* Petunjuk
A: Saring baris data di bawah dan salin setiap baris yang memuat kata "screenshot".
B: Lanjutkan kisah tentang ayah yang dikenal sebagai guru killer di bawah ini, dimulai setelah kalimat terakhirnya.

* Teks bacaan
Wednesday, 8 June 2016

Guru Lebih Rendah Dibandingkan Monyet

oleh Tom Finaldin


Bandung, Putera Sang Surya

Ayah saya adalah guru, killer, sekarang sudah pensiun. Saya banyak mendengar bagaimana kerasnya dia menjadi pendidik. Para muridnya yang sekarang sudah bertebaran pada berbagai bidang profesi kerap berceritera jika kebetulan bertemu dengan saya dan tahu bahwa saya adalah anak gurunya. Hal ini sering sekali terjadi. Setiap bertemu, kesan yang mereka ceriterakan tentang ayah saya tetap sama, killer.

            Dalam sebuah pertemuan yang terjadi tanpa sengaja, ada seorang ahli hukum yang mengajak mengobrol kesana-kemari. Saya awalnya tidak tahu siapa dia. Karena dia selalu mengajak ngobrol, akhirnya sampai mengobrol soal keluarga dan masa kecil. Dia kaget ketika tahu bahwa saya adalah anak gurunya yang killer itu. Dia pun gembira dan memeluk saya. Dia memeluk saya karena katanya saya adalah orang yang menyelamatkan dia dari “amukan” ayah saya. Dia bilang saya adalah pahlawan bagi dirinya. Sungguh, saya tidak mengerti dan tidak pernah tahu peristiwa itu.

[Bagian dari berkas data]
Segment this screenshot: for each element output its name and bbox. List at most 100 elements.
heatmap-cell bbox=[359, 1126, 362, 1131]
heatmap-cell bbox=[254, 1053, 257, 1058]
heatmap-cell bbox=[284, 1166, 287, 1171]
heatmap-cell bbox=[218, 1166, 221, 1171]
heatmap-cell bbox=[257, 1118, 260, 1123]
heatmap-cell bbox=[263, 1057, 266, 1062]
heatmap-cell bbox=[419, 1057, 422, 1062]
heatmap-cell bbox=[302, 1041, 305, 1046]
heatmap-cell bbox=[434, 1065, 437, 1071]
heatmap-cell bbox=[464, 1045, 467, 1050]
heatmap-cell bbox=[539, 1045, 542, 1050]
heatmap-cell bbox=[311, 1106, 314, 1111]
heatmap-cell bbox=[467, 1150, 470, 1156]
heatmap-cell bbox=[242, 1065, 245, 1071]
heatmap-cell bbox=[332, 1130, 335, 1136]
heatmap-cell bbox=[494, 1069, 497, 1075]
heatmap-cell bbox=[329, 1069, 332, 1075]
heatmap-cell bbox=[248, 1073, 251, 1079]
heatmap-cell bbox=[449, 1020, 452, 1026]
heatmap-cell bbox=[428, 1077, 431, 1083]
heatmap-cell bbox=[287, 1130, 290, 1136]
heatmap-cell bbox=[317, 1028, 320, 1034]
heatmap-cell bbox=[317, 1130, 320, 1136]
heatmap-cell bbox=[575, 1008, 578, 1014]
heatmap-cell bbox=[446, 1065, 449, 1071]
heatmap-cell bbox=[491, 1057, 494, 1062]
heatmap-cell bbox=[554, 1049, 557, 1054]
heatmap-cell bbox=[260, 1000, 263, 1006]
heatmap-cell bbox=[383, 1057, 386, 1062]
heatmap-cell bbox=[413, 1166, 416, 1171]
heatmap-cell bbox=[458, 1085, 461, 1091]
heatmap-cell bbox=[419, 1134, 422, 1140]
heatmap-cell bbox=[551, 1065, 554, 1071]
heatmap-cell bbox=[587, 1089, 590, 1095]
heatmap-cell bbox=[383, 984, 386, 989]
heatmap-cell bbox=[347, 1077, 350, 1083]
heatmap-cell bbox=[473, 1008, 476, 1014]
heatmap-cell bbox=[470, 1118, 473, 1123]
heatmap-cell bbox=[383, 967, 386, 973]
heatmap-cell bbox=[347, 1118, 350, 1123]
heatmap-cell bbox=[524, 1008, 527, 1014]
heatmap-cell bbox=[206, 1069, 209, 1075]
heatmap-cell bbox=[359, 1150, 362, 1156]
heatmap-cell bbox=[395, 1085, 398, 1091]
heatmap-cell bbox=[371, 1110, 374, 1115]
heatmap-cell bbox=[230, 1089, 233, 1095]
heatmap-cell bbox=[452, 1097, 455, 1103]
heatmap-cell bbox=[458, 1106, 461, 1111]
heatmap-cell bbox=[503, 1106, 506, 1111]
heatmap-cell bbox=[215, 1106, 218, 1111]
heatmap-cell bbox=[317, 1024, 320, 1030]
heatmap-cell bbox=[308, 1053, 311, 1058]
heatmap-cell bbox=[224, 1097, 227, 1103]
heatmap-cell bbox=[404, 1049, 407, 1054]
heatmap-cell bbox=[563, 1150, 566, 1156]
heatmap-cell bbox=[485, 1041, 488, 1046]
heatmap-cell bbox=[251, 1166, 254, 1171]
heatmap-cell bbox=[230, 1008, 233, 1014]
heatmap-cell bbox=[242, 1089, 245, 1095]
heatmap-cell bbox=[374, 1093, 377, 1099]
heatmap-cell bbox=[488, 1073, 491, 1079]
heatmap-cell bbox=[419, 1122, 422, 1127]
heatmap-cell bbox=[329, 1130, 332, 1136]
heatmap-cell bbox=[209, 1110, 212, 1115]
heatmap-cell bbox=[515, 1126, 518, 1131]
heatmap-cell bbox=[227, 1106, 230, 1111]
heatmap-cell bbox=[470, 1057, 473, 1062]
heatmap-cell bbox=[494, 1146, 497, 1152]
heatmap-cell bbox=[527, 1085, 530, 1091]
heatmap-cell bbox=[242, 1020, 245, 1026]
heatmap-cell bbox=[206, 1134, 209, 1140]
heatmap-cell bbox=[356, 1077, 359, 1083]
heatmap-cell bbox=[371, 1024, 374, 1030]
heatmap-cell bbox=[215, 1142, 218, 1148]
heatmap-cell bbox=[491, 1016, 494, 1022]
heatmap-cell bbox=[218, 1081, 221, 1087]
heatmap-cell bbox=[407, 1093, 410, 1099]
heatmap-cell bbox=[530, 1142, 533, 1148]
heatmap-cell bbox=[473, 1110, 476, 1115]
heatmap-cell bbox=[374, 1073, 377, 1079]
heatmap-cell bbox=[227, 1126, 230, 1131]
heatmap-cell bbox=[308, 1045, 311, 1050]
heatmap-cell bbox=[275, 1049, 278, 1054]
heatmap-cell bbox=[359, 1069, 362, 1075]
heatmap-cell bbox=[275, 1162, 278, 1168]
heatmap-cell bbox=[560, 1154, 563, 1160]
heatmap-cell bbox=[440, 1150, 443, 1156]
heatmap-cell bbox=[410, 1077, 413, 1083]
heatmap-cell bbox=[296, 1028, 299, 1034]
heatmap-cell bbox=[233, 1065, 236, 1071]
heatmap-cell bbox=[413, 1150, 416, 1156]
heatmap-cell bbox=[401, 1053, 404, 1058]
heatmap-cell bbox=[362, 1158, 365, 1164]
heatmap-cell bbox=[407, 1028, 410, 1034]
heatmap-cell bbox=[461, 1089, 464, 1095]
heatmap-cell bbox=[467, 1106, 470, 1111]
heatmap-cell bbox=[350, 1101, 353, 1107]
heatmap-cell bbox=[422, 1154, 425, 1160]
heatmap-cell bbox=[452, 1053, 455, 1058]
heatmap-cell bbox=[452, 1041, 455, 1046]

* Jawaban tertulis
A:
Segment this screenshot: for each element output its name and bbox. List at most 100 elements.

B:
            Dia mulai berceritera lebih terarah. Ceriteranya, biasa, seperti yang sering saya dengar dari murid-murid ayah saya yang lain. Kalau tahu jam itu adalah jadwal ayah saya mengajar matematika, kelas mendadak hening, ruangan terasa sempit. Kalau ayah saya sudah masuk kelas, dada terasa sesak dan sulit bernafas. Beberapa murid stress dan merasakan tekanan luar biasa. Hampir semua siswa menjadi gugup. Wajar seperti itu karena pelajarannya adalah matematika dan gurunya galak banget. Pada suatu hari, ayah saya mengabsen beberapa anak laki-laki, lalu disuruh untuk berjajar di halaman sekolah pada saat panas terik. Bukan dari satu kelas saja yang disuruh berdiri berjejer, dari kelas lain pun ada yang disuruh berjejer. Salah seorang yang dipanggil adalah orang yang sedang berceritera kepada saya

            Saya tanya dia, “Kenapa Bapak dulu dijemur seperti itu?”

            Dia bilang sambil tertawa-tawa, “Itu semua anak-anak nakal.”

            Mungkin ada sekitar sembilan orang yang dijemur pada terik Matahari seperti itu. Katanya, siswa-siswa itu yang sering bikin keributan, misalnya, berkelahi, mengambil barang punya temannya, mengganggu anak perempuan, tidak mengerjakan tugas, corat-coret di kursi atau di meja, berbicara kasar, sering bolos, dan hal-hal lainnya.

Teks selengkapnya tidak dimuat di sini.